> **Dataset rows**
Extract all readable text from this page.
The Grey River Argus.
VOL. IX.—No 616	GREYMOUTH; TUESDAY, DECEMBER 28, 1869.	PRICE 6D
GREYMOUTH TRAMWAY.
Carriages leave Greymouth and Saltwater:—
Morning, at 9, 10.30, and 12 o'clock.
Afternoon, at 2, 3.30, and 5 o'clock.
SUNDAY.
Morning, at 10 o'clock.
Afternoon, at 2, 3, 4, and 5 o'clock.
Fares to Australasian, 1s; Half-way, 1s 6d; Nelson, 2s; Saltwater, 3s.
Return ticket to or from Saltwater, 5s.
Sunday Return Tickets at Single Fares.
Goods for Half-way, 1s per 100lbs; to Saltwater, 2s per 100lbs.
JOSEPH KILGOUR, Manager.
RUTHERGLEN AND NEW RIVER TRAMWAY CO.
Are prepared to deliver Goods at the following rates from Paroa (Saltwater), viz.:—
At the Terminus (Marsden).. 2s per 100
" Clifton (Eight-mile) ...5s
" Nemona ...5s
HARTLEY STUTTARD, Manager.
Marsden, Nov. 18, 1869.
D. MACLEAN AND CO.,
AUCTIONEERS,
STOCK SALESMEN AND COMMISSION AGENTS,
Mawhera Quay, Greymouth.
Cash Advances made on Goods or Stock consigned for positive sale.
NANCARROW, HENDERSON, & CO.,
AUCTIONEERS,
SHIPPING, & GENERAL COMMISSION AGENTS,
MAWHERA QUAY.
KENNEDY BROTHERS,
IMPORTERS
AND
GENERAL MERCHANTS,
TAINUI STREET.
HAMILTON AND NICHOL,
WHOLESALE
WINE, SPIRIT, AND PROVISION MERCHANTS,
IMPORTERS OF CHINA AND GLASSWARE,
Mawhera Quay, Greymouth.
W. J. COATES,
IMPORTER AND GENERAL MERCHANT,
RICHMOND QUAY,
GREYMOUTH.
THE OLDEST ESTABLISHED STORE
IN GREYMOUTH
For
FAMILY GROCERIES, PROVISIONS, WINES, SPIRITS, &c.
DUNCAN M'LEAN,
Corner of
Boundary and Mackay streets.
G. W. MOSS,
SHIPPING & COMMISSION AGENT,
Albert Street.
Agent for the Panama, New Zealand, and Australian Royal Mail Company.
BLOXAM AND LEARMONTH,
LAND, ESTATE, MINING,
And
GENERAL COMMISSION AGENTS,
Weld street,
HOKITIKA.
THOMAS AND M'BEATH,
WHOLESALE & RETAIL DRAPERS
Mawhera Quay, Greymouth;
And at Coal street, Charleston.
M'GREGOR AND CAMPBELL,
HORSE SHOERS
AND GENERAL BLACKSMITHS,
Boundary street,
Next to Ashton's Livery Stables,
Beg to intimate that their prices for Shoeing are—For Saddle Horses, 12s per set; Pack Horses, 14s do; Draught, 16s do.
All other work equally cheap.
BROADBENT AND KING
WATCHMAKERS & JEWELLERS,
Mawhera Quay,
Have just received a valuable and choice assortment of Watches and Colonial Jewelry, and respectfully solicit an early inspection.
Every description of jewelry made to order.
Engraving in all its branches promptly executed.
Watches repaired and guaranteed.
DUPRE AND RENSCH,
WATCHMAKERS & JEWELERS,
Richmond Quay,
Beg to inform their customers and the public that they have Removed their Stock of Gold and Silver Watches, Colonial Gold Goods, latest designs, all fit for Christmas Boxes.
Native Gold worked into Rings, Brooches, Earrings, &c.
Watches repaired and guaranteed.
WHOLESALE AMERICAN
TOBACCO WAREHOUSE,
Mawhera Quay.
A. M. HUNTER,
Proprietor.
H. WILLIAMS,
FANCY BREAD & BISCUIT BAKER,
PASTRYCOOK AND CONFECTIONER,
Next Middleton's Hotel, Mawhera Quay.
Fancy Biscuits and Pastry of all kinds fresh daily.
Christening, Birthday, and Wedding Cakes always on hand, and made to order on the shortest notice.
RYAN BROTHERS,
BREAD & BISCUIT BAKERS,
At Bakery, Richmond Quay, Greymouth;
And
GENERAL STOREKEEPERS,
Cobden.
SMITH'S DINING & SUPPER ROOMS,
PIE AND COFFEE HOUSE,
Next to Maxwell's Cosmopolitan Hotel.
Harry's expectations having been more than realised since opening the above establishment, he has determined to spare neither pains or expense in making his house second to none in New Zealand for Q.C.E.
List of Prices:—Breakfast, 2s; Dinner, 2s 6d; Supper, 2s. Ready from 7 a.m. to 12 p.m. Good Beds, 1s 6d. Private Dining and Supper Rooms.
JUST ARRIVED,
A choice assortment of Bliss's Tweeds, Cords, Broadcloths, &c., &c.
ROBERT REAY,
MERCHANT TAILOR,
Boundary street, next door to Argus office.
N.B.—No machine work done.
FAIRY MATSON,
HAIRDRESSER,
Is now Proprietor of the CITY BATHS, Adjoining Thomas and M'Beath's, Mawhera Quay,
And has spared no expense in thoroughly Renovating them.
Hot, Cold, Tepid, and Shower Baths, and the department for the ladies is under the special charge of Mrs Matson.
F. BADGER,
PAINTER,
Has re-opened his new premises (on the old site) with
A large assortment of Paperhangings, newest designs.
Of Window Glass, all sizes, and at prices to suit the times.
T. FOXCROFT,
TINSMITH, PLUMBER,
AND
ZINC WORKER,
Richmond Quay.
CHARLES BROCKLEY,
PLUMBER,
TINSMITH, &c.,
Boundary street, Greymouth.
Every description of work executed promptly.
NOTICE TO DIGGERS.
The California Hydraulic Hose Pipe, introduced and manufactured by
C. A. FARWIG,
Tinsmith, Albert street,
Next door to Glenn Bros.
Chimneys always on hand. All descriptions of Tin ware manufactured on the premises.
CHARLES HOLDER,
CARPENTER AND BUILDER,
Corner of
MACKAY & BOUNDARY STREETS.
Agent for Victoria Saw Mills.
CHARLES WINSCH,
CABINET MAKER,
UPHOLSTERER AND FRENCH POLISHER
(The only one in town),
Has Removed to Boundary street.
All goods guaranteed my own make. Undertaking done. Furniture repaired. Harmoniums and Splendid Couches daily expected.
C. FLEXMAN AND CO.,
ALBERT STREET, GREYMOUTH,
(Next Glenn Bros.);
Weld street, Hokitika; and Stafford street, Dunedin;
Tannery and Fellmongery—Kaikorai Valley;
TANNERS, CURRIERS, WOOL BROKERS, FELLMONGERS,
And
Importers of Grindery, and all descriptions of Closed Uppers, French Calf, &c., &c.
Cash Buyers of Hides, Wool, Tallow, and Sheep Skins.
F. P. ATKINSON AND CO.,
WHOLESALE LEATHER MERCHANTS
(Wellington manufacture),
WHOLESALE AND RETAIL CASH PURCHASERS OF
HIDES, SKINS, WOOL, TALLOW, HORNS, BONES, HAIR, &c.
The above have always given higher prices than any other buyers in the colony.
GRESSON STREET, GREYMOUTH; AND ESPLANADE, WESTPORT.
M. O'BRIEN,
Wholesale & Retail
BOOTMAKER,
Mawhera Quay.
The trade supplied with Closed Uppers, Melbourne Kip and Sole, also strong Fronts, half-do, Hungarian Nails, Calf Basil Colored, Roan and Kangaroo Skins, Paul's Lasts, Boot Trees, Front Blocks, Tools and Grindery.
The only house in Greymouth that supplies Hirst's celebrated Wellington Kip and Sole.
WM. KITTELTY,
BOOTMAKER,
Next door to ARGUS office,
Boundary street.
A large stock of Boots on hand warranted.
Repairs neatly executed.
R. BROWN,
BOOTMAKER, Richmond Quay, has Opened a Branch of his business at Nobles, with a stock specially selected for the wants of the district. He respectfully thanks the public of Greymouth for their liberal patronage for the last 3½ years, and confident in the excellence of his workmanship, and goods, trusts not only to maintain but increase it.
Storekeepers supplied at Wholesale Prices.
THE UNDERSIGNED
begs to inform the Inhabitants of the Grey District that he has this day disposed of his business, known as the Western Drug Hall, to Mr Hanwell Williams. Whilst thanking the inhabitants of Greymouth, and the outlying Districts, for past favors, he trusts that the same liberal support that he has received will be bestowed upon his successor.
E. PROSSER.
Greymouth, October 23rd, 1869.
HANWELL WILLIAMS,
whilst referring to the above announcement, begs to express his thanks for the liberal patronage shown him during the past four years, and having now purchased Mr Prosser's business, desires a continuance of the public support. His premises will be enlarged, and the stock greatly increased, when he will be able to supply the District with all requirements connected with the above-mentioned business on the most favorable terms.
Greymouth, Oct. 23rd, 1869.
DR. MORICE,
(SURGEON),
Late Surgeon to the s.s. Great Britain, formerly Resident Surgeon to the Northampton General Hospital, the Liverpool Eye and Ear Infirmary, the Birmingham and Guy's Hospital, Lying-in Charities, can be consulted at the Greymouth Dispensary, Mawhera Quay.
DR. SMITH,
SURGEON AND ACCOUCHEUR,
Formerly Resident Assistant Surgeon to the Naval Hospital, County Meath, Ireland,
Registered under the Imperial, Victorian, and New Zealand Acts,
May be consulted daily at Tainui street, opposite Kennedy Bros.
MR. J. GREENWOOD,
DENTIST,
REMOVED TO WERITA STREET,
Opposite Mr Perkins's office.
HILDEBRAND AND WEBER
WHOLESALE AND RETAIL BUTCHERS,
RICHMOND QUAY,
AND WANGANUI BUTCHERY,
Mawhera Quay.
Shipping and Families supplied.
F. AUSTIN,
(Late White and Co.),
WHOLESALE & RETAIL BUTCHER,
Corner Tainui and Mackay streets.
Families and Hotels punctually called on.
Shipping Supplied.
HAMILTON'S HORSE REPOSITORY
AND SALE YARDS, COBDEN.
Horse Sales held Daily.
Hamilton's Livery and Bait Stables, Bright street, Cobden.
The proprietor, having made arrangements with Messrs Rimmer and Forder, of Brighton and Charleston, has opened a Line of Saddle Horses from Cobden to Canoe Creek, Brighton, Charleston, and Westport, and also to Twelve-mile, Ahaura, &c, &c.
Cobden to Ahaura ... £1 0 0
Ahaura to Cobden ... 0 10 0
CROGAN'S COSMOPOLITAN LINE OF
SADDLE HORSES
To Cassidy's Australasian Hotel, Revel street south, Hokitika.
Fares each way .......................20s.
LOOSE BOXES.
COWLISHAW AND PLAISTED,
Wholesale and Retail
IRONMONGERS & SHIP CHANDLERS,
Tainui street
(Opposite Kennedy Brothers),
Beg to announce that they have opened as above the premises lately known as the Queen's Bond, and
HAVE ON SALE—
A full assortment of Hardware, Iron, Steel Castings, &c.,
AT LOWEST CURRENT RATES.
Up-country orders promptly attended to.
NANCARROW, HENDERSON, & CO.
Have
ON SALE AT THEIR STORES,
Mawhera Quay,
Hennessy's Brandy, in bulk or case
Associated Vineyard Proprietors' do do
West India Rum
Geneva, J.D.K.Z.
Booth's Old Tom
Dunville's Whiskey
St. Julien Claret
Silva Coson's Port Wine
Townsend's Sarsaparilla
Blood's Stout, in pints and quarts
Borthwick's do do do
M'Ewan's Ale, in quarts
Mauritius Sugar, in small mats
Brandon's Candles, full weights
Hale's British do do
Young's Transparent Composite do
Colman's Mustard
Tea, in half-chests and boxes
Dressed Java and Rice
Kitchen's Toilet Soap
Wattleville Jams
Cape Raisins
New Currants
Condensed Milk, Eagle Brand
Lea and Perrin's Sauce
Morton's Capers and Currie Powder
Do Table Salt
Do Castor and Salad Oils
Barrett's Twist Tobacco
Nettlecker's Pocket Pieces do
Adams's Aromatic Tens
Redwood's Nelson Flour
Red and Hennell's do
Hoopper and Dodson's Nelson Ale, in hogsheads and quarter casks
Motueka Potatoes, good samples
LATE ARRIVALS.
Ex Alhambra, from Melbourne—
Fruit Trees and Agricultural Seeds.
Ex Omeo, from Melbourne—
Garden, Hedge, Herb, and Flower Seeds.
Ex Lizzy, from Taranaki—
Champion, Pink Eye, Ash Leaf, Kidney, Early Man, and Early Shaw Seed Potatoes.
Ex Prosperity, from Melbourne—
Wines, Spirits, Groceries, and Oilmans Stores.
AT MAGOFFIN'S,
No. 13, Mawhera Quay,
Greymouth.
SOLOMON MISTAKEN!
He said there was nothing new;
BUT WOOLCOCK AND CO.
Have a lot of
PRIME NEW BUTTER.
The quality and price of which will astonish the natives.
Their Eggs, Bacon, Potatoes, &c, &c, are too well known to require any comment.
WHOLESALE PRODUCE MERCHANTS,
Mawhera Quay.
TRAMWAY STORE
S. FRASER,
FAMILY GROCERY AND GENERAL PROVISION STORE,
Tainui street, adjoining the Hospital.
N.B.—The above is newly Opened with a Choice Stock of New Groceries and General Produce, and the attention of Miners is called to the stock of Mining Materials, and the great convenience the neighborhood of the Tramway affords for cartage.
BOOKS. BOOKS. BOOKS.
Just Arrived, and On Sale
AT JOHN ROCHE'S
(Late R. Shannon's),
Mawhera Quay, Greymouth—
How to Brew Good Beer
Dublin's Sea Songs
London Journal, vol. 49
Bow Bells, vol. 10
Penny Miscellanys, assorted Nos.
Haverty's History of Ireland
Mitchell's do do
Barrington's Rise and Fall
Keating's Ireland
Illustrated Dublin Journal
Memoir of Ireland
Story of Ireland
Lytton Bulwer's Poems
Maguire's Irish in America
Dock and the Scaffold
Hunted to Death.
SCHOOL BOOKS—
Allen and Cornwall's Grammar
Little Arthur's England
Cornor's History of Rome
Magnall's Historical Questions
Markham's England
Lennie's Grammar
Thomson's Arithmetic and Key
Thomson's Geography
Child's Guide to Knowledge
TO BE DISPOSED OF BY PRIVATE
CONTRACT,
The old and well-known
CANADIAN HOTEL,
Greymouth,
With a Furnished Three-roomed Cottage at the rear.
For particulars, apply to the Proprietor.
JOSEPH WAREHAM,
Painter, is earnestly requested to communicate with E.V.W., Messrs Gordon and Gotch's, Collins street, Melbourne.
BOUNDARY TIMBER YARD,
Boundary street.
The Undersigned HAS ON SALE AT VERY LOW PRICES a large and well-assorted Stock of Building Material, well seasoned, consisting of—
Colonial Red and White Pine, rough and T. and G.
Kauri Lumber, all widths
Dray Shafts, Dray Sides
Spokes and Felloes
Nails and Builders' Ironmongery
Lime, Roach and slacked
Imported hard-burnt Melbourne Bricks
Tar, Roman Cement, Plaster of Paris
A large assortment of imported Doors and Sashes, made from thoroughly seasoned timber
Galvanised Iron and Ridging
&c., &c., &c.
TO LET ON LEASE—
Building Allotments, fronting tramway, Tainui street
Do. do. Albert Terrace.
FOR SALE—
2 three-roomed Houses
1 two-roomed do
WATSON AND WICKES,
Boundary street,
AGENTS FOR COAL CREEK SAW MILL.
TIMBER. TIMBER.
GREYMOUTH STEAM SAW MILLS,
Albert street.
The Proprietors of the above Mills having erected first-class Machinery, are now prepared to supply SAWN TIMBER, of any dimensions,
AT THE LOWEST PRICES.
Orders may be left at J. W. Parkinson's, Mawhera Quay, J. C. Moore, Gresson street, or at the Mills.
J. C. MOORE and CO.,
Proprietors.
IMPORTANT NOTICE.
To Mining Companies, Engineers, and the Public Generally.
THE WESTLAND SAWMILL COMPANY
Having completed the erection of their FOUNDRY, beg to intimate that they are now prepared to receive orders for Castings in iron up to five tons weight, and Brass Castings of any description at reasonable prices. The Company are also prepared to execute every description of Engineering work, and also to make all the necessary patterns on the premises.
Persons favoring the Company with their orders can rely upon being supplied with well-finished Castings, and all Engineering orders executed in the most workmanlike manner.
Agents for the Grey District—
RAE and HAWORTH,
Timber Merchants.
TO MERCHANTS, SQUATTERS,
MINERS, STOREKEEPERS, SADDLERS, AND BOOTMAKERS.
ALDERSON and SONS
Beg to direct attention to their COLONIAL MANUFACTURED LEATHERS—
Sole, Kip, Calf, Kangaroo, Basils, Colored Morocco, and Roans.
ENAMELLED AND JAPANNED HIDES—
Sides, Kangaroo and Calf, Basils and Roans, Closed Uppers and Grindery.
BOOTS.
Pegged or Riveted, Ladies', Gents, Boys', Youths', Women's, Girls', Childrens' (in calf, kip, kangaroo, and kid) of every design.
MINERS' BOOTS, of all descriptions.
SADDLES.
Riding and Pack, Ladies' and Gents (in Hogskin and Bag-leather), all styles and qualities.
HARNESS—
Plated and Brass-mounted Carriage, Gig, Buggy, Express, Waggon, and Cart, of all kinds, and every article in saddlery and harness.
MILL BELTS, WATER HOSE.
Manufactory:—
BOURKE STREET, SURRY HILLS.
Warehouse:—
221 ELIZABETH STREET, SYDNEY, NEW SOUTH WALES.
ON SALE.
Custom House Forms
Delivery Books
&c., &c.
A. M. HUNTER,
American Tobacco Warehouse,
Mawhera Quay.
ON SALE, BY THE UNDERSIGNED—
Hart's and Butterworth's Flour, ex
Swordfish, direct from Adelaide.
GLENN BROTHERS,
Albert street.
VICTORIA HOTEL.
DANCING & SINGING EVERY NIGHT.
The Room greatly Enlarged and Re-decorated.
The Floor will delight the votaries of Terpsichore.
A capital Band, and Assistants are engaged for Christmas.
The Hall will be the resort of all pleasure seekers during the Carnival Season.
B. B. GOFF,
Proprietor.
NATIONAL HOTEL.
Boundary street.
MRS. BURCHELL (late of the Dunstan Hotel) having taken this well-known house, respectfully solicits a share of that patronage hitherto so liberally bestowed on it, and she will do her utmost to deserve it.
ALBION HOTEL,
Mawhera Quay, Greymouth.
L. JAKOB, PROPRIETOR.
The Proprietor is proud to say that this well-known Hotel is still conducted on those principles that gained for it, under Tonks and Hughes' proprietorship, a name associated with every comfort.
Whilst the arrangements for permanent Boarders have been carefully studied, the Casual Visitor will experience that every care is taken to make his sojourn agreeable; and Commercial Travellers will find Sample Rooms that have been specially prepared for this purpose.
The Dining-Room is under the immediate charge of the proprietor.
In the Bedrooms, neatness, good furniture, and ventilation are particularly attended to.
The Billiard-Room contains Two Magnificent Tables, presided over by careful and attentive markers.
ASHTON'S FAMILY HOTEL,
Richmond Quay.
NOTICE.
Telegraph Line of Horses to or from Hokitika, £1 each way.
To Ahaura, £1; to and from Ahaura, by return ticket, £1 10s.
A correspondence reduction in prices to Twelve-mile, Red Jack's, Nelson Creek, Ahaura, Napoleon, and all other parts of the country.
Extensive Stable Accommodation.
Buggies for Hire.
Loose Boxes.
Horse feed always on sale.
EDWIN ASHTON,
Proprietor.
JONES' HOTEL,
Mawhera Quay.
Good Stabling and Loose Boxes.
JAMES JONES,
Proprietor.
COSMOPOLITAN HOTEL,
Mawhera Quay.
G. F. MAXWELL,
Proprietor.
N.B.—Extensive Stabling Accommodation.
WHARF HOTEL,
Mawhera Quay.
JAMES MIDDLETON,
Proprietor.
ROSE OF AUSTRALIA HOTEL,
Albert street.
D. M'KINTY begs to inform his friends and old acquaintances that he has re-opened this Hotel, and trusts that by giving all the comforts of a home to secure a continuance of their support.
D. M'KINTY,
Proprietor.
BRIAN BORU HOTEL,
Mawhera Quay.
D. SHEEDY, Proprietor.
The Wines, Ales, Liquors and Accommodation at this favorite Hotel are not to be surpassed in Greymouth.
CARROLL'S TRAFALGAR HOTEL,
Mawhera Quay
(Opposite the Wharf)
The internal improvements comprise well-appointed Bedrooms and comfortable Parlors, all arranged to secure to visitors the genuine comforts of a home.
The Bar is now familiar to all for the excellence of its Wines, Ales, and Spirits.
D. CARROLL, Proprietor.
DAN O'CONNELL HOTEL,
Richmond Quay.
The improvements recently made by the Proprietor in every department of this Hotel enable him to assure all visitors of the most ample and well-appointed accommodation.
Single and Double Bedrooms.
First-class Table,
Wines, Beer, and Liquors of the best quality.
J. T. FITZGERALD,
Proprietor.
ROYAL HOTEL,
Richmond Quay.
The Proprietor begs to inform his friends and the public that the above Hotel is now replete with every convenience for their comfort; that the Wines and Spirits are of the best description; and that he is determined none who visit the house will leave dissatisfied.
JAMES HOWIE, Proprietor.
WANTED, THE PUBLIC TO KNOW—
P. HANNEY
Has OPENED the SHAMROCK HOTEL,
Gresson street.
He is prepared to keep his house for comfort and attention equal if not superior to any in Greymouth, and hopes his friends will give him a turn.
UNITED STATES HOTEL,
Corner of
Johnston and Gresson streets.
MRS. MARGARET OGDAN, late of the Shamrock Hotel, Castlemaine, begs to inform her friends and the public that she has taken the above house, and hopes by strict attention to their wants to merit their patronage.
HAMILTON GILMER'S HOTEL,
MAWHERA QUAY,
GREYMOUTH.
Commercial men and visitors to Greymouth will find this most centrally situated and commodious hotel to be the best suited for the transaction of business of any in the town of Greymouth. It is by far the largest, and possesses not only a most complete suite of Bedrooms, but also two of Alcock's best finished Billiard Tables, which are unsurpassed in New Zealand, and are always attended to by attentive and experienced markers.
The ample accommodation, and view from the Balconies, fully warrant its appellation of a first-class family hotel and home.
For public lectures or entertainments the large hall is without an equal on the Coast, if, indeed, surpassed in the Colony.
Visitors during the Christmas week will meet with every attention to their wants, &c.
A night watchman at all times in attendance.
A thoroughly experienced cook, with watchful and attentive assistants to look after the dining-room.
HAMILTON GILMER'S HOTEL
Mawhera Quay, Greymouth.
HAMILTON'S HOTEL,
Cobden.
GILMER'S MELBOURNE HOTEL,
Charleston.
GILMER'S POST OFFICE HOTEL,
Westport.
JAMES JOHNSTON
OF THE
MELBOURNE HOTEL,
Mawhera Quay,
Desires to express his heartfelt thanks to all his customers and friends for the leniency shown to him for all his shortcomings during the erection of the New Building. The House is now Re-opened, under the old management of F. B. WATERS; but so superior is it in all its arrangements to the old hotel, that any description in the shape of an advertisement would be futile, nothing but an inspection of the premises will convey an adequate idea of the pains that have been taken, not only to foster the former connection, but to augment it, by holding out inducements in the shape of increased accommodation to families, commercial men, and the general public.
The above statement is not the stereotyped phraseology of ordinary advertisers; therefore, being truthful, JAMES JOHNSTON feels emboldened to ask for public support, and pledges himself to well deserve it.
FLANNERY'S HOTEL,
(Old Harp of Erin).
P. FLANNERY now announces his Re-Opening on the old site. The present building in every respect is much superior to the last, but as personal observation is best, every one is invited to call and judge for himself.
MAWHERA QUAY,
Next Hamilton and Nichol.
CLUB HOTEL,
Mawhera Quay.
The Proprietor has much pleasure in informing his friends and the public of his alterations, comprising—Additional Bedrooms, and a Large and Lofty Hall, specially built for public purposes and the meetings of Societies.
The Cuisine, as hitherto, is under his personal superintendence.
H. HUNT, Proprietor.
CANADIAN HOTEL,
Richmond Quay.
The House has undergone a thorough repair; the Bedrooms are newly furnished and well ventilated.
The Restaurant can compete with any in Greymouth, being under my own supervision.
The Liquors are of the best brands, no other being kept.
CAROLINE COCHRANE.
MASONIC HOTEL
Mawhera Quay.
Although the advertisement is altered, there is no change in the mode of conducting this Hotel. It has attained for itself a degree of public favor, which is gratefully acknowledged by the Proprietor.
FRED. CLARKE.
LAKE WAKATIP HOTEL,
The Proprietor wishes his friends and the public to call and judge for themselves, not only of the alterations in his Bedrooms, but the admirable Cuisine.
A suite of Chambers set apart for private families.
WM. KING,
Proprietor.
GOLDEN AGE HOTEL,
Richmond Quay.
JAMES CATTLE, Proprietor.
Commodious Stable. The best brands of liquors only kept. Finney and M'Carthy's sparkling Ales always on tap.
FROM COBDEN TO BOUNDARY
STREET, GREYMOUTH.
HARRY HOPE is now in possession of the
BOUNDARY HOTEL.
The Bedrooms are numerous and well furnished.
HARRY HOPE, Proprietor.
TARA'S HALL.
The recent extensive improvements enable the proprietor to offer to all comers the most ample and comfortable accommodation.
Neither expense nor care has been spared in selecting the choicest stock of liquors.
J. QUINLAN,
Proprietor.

> **Exercise brief**
Going through the lines above one by one, tally those with the word "HENDERSON" and give only the total.

> **Response for this exercise**
2